Items from a dataset
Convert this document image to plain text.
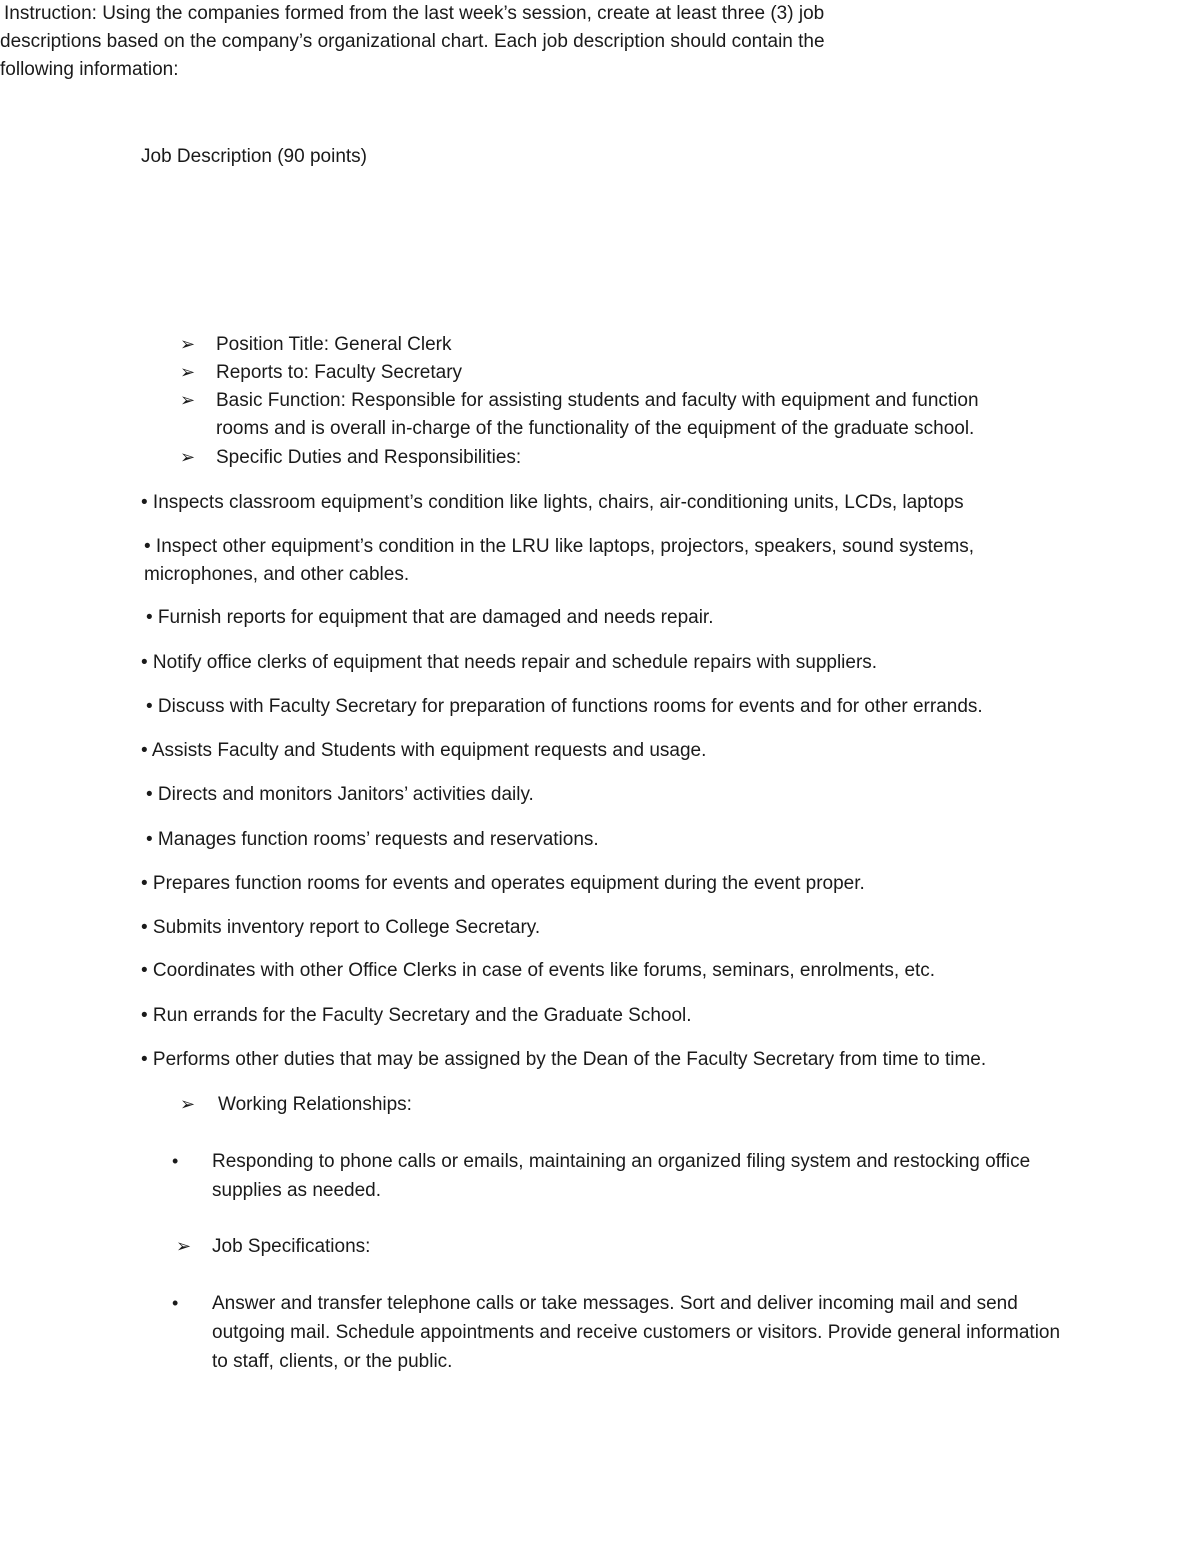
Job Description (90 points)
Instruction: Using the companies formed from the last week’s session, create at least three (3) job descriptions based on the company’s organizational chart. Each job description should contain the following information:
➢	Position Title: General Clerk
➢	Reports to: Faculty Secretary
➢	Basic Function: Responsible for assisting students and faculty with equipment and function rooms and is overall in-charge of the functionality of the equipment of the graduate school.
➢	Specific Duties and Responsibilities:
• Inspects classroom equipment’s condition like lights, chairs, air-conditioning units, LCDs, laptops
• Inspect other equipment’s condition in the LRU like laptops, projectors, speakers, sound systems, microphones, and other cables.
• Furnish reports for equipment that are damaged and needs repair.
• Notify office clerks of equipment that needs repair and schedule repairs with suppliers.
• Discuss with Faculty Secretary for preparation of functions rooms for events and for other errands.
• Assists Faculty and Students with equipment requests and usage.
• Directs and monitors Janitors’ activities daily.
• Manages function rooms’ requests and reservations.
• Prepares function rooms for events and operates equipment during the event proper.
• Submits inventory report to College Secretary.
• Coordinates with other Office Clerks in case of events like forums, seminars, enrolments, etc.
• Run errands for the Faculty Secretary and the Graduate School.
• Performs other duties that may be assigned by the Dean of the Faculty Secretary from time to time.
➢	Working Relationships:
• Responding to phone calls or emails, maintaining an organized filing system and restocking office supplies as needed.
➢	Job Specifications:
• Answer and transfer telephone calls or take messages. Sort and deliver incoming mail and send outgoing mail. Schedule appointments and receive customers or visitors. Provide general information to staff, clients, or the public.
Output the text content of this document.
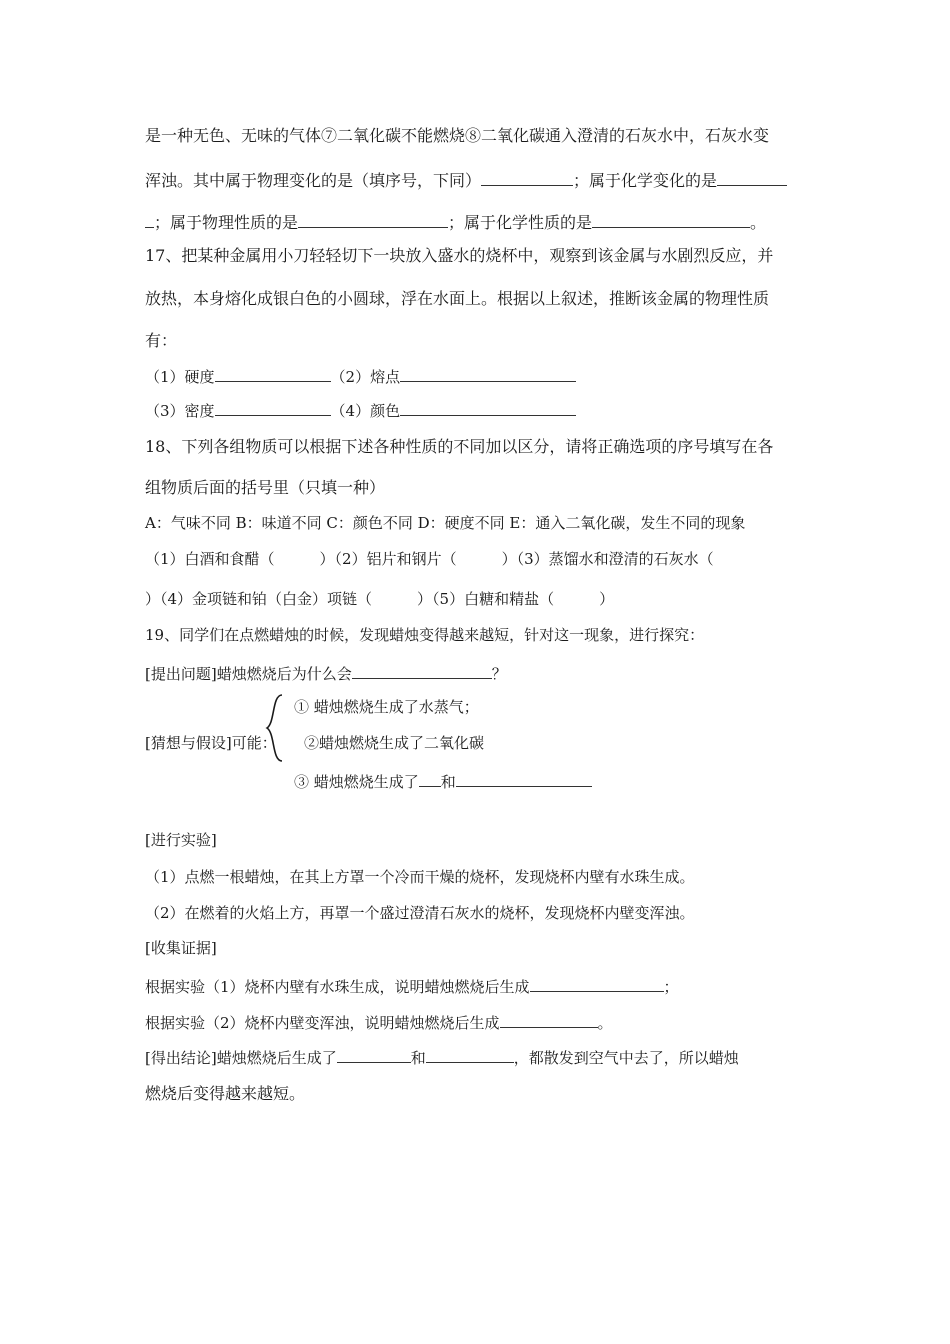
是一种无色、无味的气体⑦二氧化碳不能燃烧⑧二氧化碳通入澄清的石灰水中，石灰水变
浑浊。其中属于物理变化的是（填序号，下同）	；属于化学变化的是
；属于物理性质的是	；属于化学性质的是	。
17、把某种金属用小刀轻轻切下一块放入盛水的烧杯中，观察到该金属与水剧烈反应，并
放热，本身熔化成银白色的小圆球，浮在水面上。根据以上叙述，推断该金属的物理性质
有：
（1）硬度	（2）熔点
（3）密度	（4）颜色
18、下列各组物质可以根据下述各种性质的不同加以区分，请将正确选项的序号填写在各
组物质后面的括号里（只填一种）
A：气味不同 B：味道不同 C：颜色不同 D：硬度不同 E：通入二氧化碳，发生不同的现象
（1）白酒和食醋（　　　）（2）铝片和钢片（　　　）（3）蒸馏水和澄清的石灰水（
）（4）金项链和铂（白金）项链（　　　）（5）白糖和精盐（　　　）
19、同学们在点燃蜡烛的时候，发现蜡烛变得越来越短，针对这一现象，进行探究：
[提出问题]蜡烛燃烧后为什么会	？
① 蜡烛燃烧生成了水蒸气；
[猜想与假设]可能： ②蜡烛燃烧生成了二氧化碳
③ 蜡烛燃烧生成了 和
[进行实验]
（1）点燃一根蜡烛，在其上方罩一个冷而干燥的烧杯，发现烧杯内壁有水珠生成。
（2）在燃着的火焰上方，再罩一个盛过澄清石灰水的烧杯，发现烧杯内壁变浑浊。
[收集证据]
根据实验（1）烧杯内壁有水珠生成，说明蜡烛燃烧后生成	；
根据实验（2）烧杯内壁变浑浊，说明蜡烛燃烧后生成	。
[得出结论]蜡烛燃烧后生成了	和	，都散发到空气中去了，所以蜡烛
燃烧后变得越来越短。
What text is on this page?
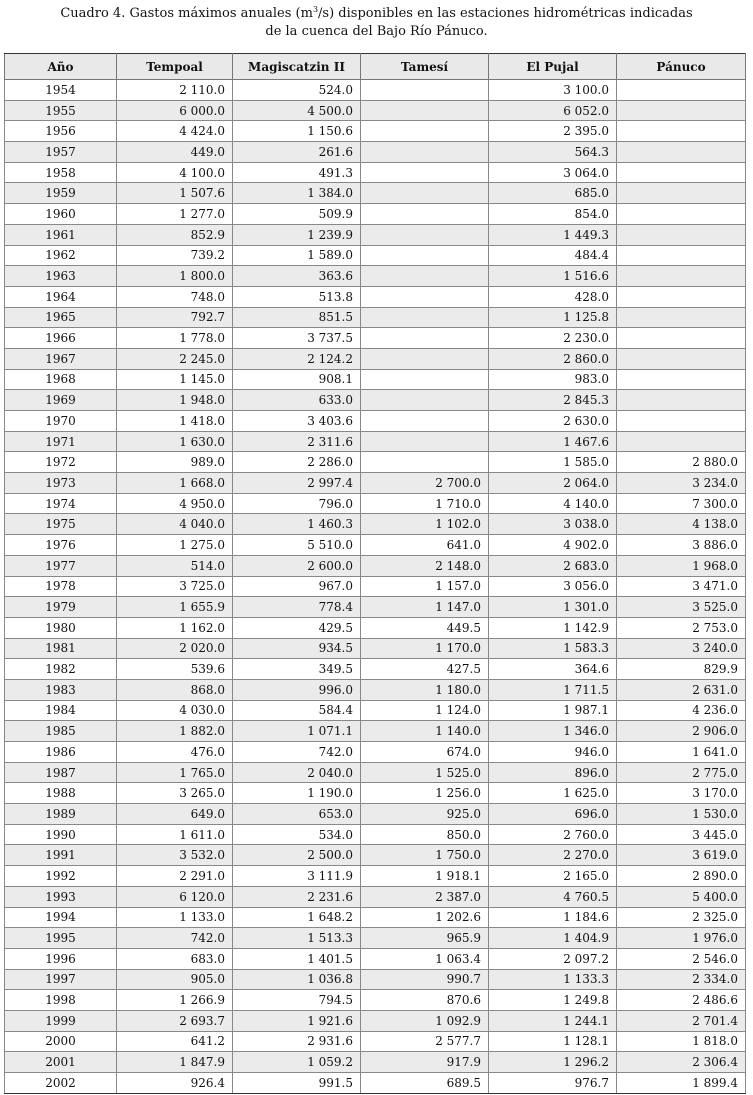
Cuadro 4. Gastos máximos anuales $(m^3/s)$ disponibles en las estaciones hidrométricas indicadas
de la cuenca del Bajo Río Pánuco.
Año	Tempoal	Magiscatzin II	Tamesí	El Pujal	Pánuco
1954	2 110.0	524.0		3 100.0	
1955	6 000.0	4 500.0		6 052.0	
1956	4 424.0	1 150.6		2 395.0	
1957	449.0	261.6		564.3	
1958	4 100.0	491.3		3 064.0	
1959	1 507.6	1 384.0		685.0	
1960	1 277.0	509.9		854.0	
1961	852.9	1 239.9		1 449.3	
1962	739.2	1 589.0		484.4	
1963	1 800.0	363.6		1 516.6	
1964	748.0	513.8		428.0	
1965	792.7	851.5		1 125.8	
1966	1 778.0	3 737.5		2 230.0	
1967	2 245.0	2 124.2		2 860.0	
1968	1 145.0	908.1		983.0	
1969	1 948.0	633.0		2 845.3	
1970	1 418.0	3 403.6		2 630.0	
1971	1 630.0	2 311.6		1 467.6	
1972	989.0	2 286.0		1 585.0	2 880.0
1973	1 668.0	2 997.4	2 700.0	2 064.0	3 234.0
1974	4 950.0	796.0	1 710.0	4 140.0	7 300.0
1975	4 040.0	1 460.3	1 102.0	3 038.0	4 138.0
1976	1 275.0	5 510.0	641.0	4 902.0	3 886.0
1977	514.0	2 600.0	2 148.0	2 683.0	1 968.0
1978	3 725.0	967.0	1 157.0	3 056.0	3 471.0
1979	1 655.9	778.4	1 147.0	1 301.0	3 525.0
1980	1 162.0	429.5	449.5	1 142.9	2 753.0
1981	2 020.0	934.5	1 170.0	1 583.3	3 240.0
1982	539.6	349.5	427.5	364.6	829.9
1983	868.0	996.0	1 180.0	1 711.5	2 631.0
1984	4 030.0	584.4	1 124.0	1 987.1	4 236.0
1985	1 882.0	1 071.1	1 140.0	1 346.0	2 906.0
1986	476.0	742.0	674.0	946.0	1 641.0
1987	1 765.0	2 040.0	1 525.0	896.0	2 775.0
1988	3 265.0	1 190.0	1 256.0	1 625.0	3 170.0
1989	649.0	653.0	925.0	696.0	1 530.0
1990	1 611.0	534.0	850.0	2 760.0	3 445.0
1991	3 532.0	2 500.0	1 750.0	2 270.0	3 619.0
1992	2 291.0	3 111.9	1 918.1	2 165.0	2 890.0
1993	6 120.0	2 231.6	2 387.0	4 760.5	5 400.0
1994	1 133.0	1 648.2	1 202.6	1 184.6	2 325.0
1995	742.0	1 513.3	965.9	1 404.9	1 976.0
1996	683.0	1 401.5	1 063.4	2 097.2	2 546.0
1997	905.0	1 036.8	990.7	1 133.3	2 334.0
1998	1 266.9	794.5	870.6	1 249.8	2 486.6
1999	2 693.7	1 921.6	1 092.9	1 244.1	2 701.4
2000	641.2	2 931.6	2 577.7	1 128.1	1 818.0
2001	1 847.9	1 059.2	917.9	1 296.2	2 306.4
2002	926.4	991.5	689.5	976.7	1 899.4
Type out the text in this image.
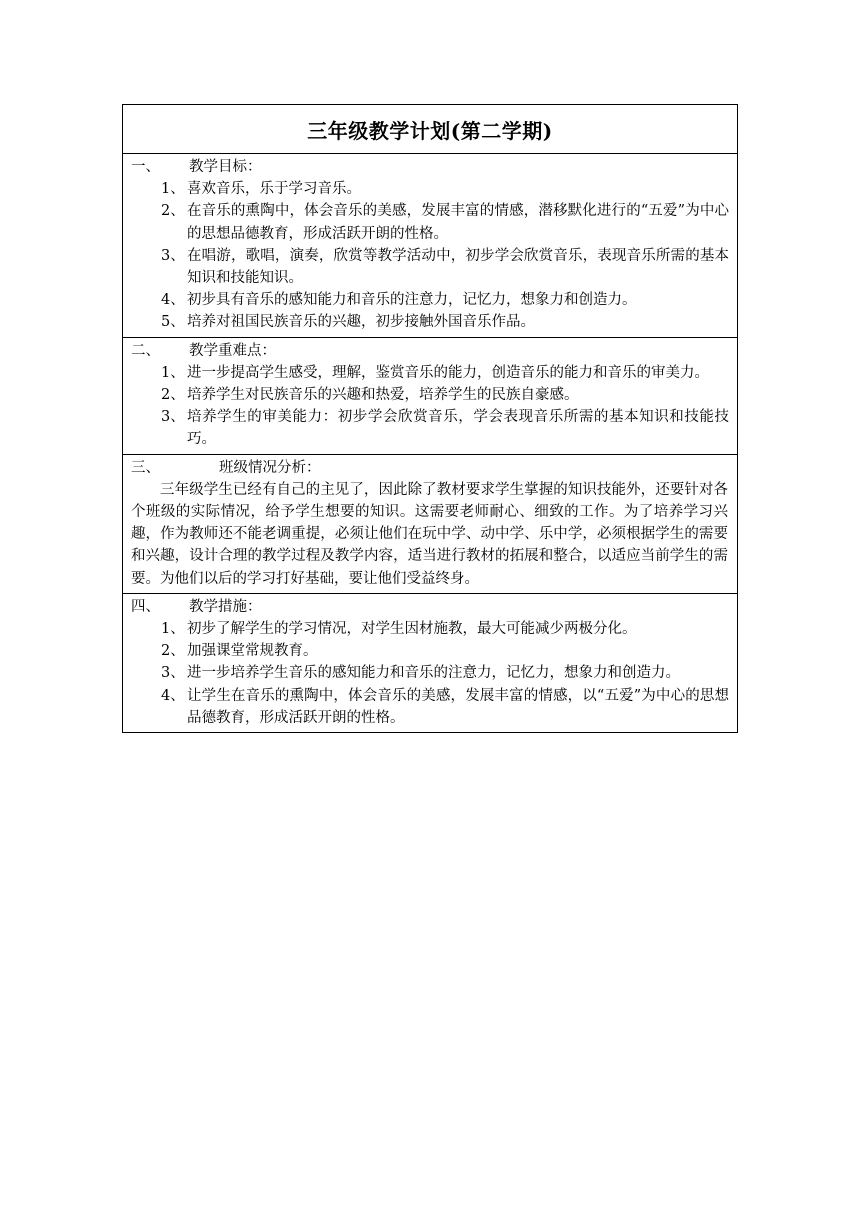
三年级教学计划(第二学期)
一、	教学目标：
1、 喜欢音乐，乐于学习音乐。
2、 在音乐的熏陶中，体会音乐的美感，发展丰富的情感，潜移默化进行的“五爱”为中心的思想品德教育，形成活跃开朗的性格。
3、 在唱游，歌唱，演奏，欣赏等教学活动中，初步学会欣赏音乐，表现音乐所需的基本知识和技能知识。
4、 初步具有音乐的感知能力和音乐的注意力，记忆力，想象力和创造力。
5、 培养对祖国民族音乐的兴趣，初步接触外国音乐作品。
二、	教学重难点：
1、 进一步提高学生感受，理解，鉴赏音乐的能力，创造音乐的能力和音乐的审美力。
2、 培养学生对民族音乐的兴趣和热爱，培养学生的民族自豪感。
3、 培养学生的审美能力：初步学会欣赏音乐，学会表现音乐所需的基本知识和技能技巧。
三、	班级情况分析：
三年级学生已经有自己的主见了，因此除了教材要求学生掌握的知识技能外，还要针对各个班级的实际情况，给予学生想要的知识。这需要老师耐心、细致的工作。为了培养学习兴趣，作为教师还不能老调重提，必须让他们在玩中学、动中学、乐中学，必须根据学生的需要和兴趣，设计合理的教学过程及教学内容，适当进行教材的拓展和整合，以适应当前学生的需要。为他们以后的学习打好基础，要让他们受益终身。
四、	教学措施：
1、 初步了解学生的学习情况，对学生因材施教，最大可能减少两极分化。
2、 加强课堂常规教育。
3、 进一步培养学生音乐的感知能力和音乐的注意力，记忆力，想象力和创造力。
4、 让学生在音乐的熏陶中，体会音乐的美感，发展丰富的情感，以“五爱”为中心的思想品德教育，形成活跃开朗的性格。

**What the task requires**: From the line containing "Type out the text in this image." to the end of the data above, give those lines again verbatim, with both endpoints included and no images.

**Result of the exercise**:
Type out the text in this image.
三年级教学计划(第二学期)
一、	教学目标：
1、 喜欢音乐，乐于学习音乐。
2、 在音乐的熏陶中，体会音乐的美感，发展丰富的情感，潜移默化进行的“五爱”为中心的思想品德教育，形成活跃开朗的性格。
3、 在唱游，歌唱，演奏，欣赏等教学活动中，初步学会欣赏音乐，表现音乐所需的基本知识和技能知识。
4、 初步具有音乐的感知能力和音乐的注意力，记忆力，想象力和创造力。
5、 培养对祖国民族音乐的兴趣，初步接触外国音乐作品。
二、	教学重难点：
1、 进一步提高学生感受，理解，鉴赏音乐的能力，创造音乐的能力和音乐的审美力。
2、 培养学生对民族音乐的兴趣和热爱，培养学生的民族自豪感。
3、 培养学生的审美能力：初步学会欣赏音乐，学会表现音乐所需的基本知识和技能技巧。
三、	班级情况分析：
三年级学生已经有自己的主见了，因此除了教材要求学生掌握的知识技能外，还要针对各个班级的实际情况，给予学生想要的知识。这需要老师耐心、细致的工作。为了培养学习兴趣，作为教师还不能老调重提，必须让他们在玩中学、动中学、乐中学，必须根据学生的需要和兴趣，设计合理的教学过程及教学内容，适当进行教材的拓展和整合，以适应当前学生的需要。为他们以后的学习打好基础，要让他们受益终身。
四、	教学措施：
1、 初步了解学生的学习情况，对学生因材施教，最大可能减少两极分化。
2、 加强课堂常规教育。
3、 进一步培养学生音乐的感知能力和音乐的注意力，记忆力，想象力和创造力。
4、 让学生在音乐的熏陶中，体会音乐的美感，发展丰富的情感，以“五爱”为中心的思想品德教育，形成活跃开朗的性格。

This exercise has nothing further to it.